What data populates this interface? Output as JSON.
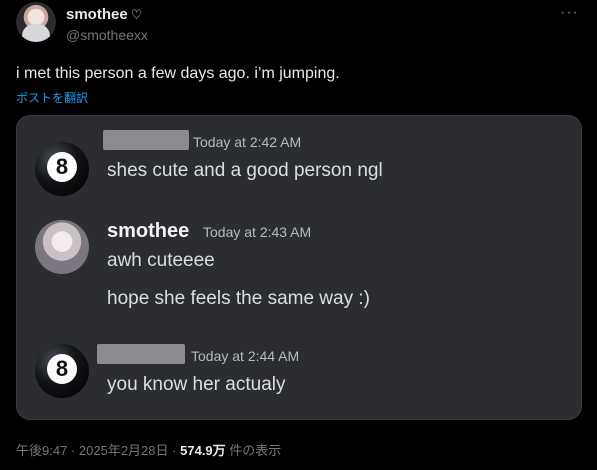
{
  "post": {
    "display_name": "smothee",
    "name_icon": "♡",
    "handle": "@smotheexx",
    "more_icon": "···",
    "text": "i met this person a few days ago. i’m jumping.",
    "translate": "ポストを翻訳"
  },
  "embed": {
    "messages": [
      {
        "author": "",
        "time": "Today at 2:42 AM",
        "lines": [
          "shes cute and a good person ngl"
        ]
      },
      {
        "author": "smothee",
        "time": "Today at 2:43 AM",
        "lines": [
          "awh cuteeee",
          "hope she feels the same way :)"
        ]
      },
      {
        "author": "",
        "time": "Today at 2:44 AM",
        "lines": [
          "you know her actualy"
        ]
      }
    ],
    "ball_label": "8"
  },
  "footer": {
    "time": "午後9:47",
    "sep1": "·",
    "date": "2025年2月28日",
    "sep2": "·",
    "views": "574.9万",
    "views_label": "件の表示"
  }
}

|---|

▶ Set exercise
Return only the number of lines in the data above that include the word "Today".

▶ Solution
3